--- Material for this task ---

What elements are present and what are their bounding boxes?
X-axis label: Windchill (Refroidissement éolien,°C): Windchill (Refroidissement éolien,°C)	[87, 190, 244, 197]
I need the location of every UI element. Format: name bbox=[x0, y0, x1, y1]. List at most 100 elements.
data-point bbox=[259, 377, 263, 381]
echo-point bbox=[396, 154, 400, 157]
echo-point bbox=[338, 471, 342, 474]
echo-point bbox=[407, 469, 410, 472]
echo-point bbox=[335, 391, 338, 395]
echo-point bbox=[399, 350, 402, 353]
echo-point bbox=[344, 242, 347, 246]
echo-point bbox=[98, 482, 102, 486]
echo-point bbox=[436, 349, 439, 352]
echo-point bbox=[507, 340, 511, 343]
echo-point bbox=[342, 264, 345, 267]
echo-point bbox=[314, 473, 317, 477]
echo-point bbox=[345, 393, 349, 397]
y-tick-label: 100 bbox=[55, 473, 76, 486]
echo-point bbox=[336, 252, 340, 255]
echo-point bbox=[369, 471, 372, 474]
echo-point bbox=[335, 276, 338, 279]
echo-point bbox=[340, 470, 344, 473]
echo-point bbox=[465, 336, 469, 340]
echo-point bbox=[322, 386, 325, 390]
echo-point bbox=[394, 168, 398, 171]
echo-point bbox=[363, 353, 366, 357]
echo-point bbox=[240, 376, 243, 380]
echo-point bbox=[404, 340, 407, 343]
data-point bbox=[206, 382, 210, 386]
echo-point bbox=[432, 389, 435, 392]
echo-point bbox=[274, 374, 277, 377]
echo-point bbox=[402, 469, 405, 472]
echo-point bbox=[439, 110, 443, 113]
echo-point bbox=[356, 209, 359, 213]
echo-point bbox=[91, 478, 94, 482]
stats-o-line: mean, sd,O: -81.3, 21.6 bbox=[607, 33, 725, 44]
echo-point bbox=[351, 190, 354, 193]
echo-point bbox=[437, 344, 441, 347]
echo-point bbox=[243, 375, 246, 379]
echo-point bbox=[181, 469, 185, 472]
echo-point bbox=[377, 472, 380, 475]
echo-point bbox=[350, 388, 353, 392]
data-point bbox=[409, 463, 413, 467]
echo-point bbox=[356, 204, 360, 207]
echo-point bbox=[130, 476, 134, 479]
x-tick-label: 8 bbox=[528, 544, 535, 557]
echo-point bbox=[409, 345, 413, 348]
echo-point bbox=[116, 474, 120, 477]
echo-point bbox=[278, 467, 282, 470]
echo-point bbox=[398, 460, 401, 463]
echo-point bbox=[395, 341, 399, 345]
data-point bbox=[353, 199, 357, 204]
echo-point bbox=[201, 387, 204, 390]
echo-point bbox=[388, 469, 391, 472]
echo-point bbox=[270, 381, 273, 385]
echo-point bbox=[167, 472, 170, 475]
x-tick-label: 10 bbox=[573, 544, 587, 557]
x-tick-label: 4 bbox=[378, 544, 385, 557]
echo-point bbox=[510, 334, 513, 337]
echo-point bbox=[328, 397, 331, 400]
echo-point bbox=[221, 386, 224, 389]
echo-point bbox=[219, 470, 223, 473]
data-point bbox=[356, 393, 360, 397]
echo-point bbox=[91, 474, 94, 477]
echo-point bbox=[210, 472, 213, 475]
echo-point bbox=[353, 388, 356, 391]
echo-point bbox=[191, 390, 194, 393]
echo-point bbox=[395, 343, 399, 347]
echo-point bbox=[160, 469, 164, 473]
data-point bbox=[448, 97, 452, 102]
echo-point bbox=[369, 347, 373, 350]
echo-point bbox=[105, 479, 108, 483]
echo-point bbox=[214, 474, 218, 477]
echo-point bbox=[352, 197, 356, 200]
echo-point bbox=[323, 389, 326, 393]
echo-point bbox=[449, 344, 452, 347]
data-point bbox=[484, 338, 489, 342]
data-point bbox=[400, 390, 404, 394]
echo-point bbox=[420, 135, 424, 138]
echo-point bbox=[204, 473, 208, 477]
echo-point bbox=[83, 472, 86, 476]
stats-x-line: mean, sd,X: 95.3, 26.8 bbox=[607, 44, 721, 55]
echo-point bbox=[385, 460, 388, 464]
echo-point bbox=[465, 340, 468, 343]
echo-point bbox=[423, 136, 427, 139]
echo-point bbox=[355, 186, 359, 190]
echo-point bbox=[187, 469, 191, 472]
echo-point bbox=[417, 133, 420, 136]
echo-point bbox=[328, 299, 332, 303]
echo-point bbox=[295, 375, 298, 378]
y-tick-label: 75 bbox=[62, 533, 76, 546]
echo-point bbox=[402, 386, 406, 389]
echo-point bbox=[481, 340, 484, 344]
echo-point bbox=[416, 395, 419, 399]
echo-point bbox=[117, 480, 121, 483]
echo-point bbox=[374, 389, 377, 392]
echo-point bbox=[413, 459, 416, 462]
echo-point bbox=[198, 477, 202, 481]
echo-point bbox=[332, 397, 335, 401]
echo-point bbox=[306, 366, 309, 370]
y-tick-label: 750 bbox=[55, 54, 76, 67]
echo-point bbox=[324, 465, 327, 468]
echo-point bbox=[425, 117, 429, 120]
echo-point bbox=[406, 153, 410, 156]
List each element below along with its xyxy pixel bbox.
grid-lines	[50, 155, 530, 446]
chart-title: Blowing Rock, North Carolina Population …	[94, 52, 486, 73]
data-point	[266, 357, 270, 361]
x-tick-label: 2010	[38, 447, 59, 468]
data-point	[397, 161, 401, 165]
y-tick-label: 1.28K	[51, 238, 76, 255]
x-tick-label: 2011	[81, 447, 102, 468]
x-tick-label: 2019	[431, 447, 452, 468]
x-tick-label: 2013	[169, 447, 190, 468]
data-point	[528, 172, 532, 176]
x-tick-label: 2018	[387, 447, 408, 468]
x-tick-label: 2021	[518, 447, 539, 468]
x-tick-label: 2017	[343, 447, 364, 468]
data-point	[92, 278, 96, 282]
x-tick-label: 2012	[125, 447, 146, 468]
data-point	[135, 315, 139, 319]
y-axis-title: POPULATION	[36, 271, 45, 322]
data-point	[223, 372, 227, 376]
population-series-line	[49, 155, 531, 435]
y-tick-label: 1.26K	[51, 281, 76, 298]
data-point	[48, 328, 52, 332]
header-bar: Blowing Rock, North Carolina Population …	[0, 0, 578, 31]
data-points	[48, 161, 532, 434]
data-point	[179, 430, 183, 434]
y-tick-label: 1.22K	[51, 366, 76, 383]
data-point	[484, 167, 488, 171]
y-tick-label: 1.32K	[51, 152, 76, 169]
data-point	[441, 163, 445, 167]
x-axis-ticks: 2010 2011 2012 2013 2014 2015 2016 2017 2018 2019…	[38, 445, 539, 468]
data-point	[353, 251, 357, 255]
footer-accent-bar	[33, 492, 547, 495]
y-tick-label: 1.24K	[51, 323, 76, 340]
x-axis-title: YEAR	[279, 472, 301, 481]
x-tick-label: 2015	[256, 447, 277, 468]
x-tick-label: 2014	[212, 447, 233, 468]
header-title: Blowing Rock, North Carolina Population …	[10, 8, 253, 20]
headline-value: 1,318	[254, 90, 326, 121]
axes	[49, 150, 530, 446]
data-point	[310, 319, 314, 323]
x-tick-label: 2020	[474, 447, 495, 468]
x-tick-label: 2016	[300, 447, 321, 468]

---

Render each line of the listing above as a numbered list, skipping any blank lines.

1. What elements are present and what are their bounding boxes?
2. X-axis label: Windchill (Refroidissement éolien,°C): Windchill (Refroidissement éolien,°C)	[87, 190, 244, 197]
3. I need the location of every UI element. Format: name bbox=[x0, y0, x1, y1]. List at most 100 elements.
4. data-point bbox=[259, 377, 263, 381]
5. echo-point bbox=[396, 154, 400, 157]
6. echo-point bbox=[338, 471, 342, 474]
7. echo-point bbox=[407, 469, 410, 472]
8. echo-point bbox=[335, 391, 338, 395]
9. echo-point bbox=[399, 350, 402, 353]
10. echo-point bbox=[344, 242, 347, 246]
11. echo-point bbox=[98, 482, 102, 486]
12. echo-point bbox=[436, 349, 439, 352]
13. echo-point bbox=[507, 340, 511, 343]
14. echo-point bbox=[342, 264, 345, 267]
15. echo-point bbox=[314, 473, 317, 477]
16. echo-point bbox=[345, 393, 349, 397]
17. y-tick-label: 100 bbox=[55, 473, 76, 486]
18. echo-point bbox=[336, 252, 340, 255]
19. echo-point bbox=[369, 471, 372, 474]
20. echo-point bbox=[335, 276, 338, 279]
21. echo-point bbox=[340, 470, 344, 473]
22. echo-point bbox=[465, 336, 469, 340]
23. echo-point bbox=[322, 386, 325, 390]
24. echo-point bbox=[394, 168, 398, 171]
25. echo-point bbox=[363, 353, 366, 357]
26. echo-point bbox=[240, 376, 243, 380]
27. echo-point bbox=[404, 340, 407, 343]
28. data-point bbox=[206, 382, 210, 386]
29. echo-point bbox=[432, 389, 435, 392]
30. echo-point bbox=[274, 374, 277, 377]
31. echo-point bbox=[402, 469, 405, 472]
32. echo-point bbox=[439, 110, 443, 113]
33. echo-point bbox=[356, 209, 359, 213]
34. echo-point bbox=[91, 478, 94, 482]
35. stats-o-line: mean, sd,O: -81.3, 21.6 bbox=[607, 33, 725, 44]
36. echo-point bbox=[351, 190, 354, 193]
37. echo-point bbox=[437, 344, 441, 347]
38. echo-point bbox=[243, 375, 246, 379]
39. echo-point bbox=[181, 469, 185, 472]
40. echo-point bbox=[377, 472, 380, 475]
41. echo-point bbox=[350, 388, 353, 392]
42. data-point bbox=[409, 463, 413, 467]
43. echo-point bbox=[356, 204, 360, 207]
44. echo-point bbox=[130, 476, 134, 479]
45. x-tick-label: 8 bbox=[528, 544, 535, 557]
46. echo-point bbox=[409, 345, 413, 348]
47. echo-point bbox=[116, 474, 120, 477]
48. echo-point bbox=[278, 467, 282, 470]
49. echo-point bbox=[398, 460, 401, 463]
50. echo-point bbox=[395, 341, 399, 345]
51. data-point bbox=[353, 199, 357, 204]
52. echo-point bbox=[201, 387, 204, 390]
53. echo-point bbox=[388, 469, 391, 472]
54. echo-point bbox=[270, 381, 273, 385]
55. echo-point bbox=[167, 472, 170, 475]
56. x-tick-label: 10 bbox=[573, 544, 587, 557]
57. x-tick-label: 4 bbox=[378, 544, 385, 557]
58. echo-point bbox=[510, 334, 513, 337]
59. echo-point bbox=[328, 397, 331, 400]
60. echo-point bbox=[221, 386, 224, 389]
61. echo-point bbox=[219, 470, 223, 473]
62. data-point bbox=[356, 393, 360, 397]
63. echo-point bbox=[91, 474, 94, 477]
64. echo-point bbox=[210, 472, 213, 475]
65. echo-point bbox=[353, 388, 356, 391]
66. echo-point bbox=[191, 390, 194, 393]
67. echo-point bbox=[395, 343, 399, 347]
68. echo-point bbox=[160, 469, 164, 473]
69. data-point bbox=[448, 97, 452, 102]
70. echo-point bbox=[369, 347, 373, 350]
71. echo-point bbox=[105, 479, 108, 483]
72. echo-point bbox=[214, 474, 218, 477]
73. echo-point bbox=[352, 197, 356, 200]
74. echo-point bbox=[323, 389, 326, 393]
75. echo-point bbox=[449, 344, 452, 347]
76. data-point bbox=[484, 338, 489, 342]
77. data-point bbox=[400, 390, 404, 394]
78. echo-point bbox=[420, 135, 424, 138]
79. echo-point bbox=[204, 473, 208, 477]
80. echo-point bbox=[83, 472, 86, 476]
81. stats-x-line: mean, sd,X: 95.3, 26.8 bbox=[607, 44, 721, 55]
82. echo-point bbox=[385, 460, 388, 464]
83. echo-point bbox=[465, 340, 468, 343]
84. echo-point bbox=[423, 136, 427, 139]
85. echo-point bbox=[355, 186, 359, 190]
86. echo-point bbox=[187, 469, 191, 472]
87. echo-point bbox=[417, 133, 420, 136]
88. echo-point bbox=[328, 299, 332, 303]
89. echo-point bbox=[295, 375, 298, 378]
90. y-tick-label: 75 bbox=[62, 533, 76, 546]
91. echo-point bbox=[402, 386, 406, 389]
92. echo-point bbox=[481, 340, 484, 344]
93. echo-point bbox=[416, 395, 419, 399]
94. echo-point bbox=[117, 480, 121, 483]
95. echo-point bbox=[374, 389, 377, 392]
96. echo-point bbox=[413, 459, 416, 462]
97. echo-point bbox=[198, 477, 202, 481]
98. echo-point bbox=[332, 397, 335, 401]
99. echo-point bbox=[306, 366, 309, 370]
100. y-tick-label: 750 bbox=[55, 54, 76, 67]
101. echo-point bbox=[324, 465, 327, 468]
102. echo-point bbox=[425, 117, 429, 120]
103. echo-point bbox=[406, 153, 410, 156]
104. List each element below along with its xyxy pixel bbox.
105. grid-lines	[50, 155, 530, 446]
106. chart-title: Blowing Rock, North Carolina Population …	[94, 52, 486, 73]
107. data-point	[266, 357, 270, 361]
108. x-tick-label: 2010	[38, 447, 59, 468]
109. data-point	[397, 161, 401, 165]
110. y-tick-label: 1.28K	[51, 238, 76, 255]
111. x-tick-label: 2011	[81, 447, 102, 468]
112. x-tick-label: 2019	[431, 447, 452, 468]
113. x-tick-label: 2013	[169, 447, 190, 468]
114. data-point	[528, 172, 532, 176]
115. x-tick-label: 2018	[387, 447, 408, 468]
116. x-tick-label: 2021	[518, 447, 539, 468]
117. x-tick-label: 2017	[343, 447, 364, 468]
118. data-point	[92, 278, 96, 282]
119. x-tick-label: 2012	[125, 447, 146, 468]
120. data-point	[135, 315, 139, 319]
121. y-axis-title: POPULATION	[36, 271, 45, 322]
122. data-point	[223, 372, 227, 376]
123. population-series-line	[49, 155, 531, 435]
124. y-tick-label: 1.26K	[51, 281, 76, 298]
125. data-point	[48, 328, 52, 332]
126. header-bar: Blowing Rock, North Carolina Population …	[0, 0, 578, 31]
127. data-points	[48, 161, 532, 434]
128. data-point	[179, 430, 183, 434]
129. y-tick-label: 1.22K	[51, 366, 76, 383]
130. data-point	[484, 167, 488, 171]
131. y-tick-label: 1.32K	[51, 152, 76, 169]
132. data-point	[441, 163, 445, 167]
133. x-axis-ticks: 2010 2011 2012 2013 2014 2015 2016 2017 2018 2019…	[38, 445, 539, 468]
134. data-point	[353, 251, 357, 255]
135. footer-accent-bar	[33, 492, 547, 495]
136. y-tick-label: 1.24K	[51, 323, 76, 340]
137. x-axis-title: YEAR	[279, 472, 301, 481]
138. x-tick-label: 2015	[256, 447, 277, 468]
139. x-tick-label: 2014	[212, 447, 233, 468]
140. header-title: Blowing Rock, North Carolina Population …	[10, 8, 253, 20]
141. headline-value: 1,318	[254, 90, 326, 121]
142. axes	[49, 150, 530, 446]
143. data-point	[310, 319, 314, 323]
144. x-tick-label: 2020	[474, 447, 495, 468]
145. x-tick-label: 2016	[300, 447, 321, 468]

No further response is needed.